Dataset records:
==============================
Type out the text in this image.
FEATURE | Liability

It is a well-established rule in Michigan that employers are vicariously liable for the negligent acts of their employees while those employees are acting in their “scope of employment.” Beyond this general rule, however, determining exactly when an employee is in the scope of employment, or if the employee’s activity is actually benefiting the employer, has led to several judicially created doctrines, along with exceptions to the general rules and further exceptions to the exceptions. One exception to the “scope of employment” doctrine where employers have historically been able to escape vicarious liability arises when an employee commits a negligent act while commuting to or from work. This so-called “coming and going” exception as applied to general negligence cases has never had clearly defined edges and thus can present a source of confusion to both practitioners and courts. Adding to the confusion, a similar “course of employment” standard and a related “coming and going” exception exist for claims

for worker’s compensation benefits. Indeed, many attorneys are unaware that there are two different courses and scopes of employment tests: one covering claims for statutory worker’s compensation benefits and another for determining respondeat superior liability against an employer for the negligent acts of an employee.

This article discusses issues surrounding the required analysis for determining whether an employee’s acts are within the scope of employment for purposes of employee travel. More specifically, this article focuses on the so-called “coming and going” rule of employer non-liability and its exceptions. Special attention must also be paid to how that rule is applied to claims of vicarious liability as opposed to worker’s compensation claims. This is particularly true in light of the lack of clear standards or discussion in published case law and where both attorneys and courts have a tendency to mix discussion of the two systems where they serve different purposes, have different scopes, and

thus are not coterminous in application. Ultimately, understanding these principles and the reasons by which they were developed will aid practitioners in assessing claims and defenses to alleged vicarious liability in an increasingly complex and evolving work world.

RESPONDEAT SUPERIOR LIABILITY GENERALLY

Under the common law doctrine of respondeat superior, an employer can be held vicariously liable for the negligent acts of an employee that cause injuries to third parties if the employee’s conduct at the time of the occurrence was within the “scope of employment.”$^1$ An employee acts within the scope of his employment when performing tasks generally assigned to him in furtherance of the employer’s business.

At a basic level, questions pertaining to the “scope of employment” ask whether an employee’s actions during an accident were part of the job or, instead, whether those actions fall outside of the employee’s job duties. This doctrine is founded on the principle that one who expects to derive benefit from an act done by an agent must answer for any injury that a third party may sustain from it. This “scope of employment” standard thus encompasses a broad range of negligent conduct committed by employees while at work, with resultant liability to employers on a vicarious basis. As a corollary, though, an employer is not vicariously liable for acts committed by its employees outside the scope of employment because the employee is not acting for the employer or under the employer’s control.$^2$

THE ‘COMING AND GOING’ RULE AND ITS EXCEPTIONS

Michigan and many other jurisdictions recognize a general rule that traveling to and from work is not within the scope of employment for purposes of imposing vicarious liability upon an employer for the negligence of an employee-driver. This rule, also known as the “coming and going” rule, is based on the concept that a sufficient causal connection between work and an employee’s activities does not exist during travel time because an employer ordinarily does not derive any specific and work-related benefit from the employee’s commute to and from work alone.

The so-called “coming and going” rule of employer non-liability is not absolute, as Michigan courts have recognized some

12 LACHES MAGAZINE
==============================
WHAT YOU NEED TO DO: Give all of the entries again, word for word.

SOLVED PROBLEM:
Type out the text in this image.
FEATURE | Liability

It is a well-established rule in Michigan that employers are vicariously liable for the negligent acts of their employees while those employees are acting in their “scope of employment.” Beyond this general rule, however, determining exactly when an employee is in the scope of employment, or if the employee’s activity is actually benefiting the employer, has led to several judicially created doctrines, along with exceptions to the general rules and further exceptions to the exceptions. One exception to the “scope of employment” doctrine where employers have historically been able to escape vicarious liability arises when an employee commits a negligent act while commuting to or from work. This so-called “coming and going” exception as applied to general negligence cases has never had clearly defined edges and thus can present a source of confusion to both practitioners and courts. Adding to the confusion, a similar “course of employment” standard and a related “coming and going” exception exist for claims

for worker’s compensation benefits. Indeed, many attorneys are unaware that there are two different courses and scopes of employment tests: one covering claims for statutory worker’s compensation benefits and another for determining respondeat superior liability against an employer for the negligent acts of an employee.

This article discusses issues surrounding the required analysis for determining whether an employee’s acts are within the scope of employment for purposes of employee travel. More specifically, this article focuses on the so-called “coming and going” rule of employer non-liability and its exceptions. Special attention must also be paid to how that rule is applied to claims of vicarious liability as opposed to worker’s compensation claims. This is particularly true in light of the lack of clear standards or discussion in published case law and where both attorneys and courts have a tendency to mix discussion of the two systems where they serve different purposes, have different scopes, and

thus are not coterminous in application. Ultimately, understanding these principles and the reasons by which they were developed will aid practitioners in assessing claims and defenses to alleged vicarious liability in an increasingly complex and evolving work world.

RESPONDEAT SUPERIOR LIABILITY GENERALLY

Under the common law doctrine of respondeat superior, an employer can be held vicariously liable for the negligent acts of an employee that cause injuries to third parties if the employee’s conduct at the time of the occurrence was within the “scope of employment.”$^1$ An employee acts within the scope of his employment when performing tasks generally assigned to him in furtherance of the employer’s business.

At a basic level, questions pertaining to the “scope of employment” ask whether an employee’s actions during an accident were part of the job or, instead, whether those actions fall outside of the employee’s job duties. This doctrine is founded on the principle that one who expects to derive benefit from an act done by an agent must answer for any injury that a third party may sustain from it. This “scope of employment” standard thus encompasses a broad range of negligent conduct committed by employees while at work, with resultant liability to employers on a vicarious basis. As a corollary, though, an employer is not vicariously liable for acts committed by its employees outside the scope of employment because the employee is not acting for the employer or under the employer’s control.$^2$

THE ‘COMING AND GOING’ RULE AND ITS EXCEPTIONS

Michigan and many other jurisdictions recognize a general rule that traveling to and from work is not within the scope of employment for purposes of imposing vicarious liability upon an employer for the negligence of an employee-driver. This rule, also known as the “coming and going” rule, is based on the concept that a sufficient causal connection between work and an employee’s activities does not exist during travel time because an employer ordinarily does not derive any specific and work-related benefit from the employee’s commute to and from work alone.

The so-called “coming and going” rule of employer non-liability is not absolute, as Michigan courts have recognized some

12 LACHES MAGAZINE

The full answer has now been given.